*Records shown*
[BEGIN]

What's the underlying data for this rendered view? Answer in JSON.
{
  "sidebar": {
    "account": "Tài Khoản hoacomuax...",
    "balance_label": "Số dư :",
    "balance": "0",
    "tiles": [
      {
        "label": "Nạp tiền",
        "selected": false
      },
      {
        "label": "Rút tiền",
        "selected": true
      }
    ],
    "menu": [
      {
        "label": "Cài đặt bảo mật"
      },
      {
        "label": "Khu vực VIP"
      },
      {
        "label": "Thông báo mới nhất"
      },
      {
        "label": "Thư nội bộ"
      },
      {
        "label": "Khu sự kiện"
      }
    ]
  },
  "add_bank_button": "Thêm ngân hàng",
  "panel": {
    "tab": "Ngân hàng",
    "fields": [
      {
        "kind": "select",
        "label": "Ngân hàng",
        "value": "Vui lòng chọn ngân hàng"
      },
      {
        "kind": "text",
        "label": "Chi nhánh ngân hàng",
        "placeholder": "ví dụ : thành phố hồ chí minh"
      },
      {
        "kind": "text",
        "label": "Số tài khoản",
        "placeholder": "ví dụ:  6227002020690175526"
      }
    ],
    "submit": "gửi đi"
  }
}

[END]
[BEGIN]

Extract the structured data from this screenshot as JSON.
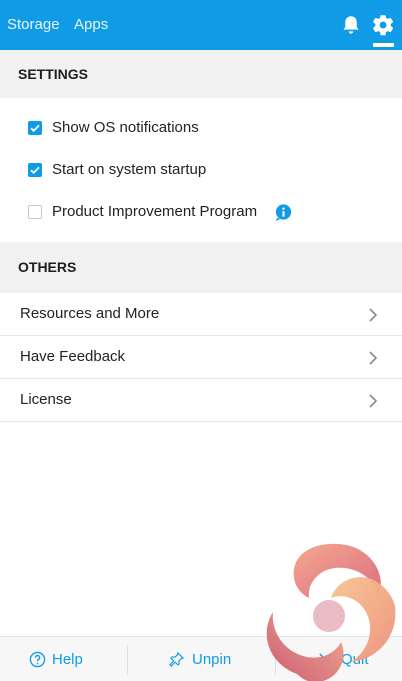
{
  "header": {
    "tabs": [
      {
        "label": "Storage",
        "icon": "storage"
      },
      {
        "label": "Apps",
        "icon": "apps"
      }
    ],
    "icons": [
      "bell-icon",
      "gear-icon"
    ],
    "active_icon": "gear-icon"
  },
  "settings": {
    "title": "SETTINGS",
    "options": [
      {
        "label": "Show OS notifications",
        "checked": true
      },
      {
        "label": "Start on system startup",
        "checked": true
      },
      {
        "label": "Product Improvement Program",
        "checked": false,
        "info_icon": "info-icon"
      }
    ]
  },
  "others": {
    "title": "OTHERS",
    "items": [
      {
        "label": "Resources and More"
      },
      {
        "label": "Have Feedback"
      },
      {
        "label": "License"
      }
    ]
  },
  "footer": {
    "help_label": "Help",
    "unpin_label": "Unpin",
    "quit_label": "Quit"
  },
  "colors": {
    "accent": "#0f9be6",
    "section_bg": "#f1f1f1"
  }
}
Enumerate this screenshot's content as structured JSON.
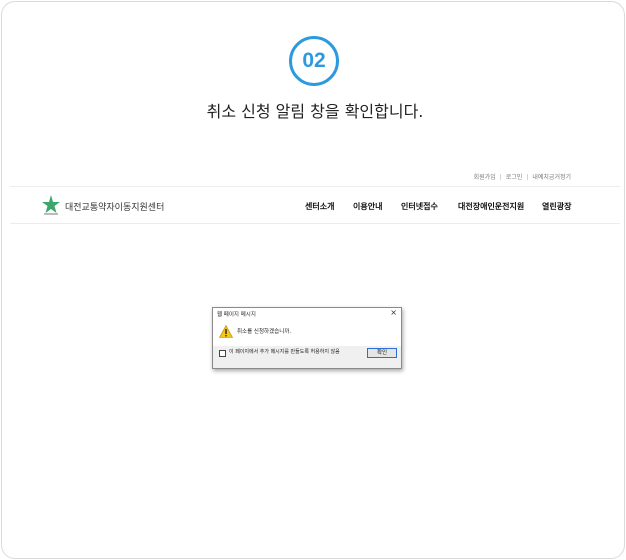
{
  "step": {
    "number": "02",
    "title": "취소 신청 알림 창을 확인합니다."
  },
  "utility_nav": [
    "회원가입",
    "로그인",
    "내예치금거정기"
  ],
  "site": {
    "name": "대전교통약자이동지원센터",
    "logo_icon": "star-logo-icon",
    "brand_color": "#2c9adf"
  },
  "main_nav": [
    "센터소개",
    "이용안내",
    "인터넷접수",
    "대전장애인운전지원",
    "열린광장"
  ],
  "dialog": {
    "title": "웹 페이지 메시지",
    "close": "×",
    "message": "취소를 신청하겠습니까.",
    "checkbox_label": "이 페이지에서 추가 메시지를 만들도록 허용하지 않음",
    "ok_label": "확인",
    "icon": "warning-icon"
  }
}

[END]

Using the records above, copy each line that contains "this".

*Response to the exercise*
What's the underlying data for this rendered view? Answer in JSON.
Extract the structured data from this screenshot as JSON.
Enumerate this screenshot's content as structured JSON.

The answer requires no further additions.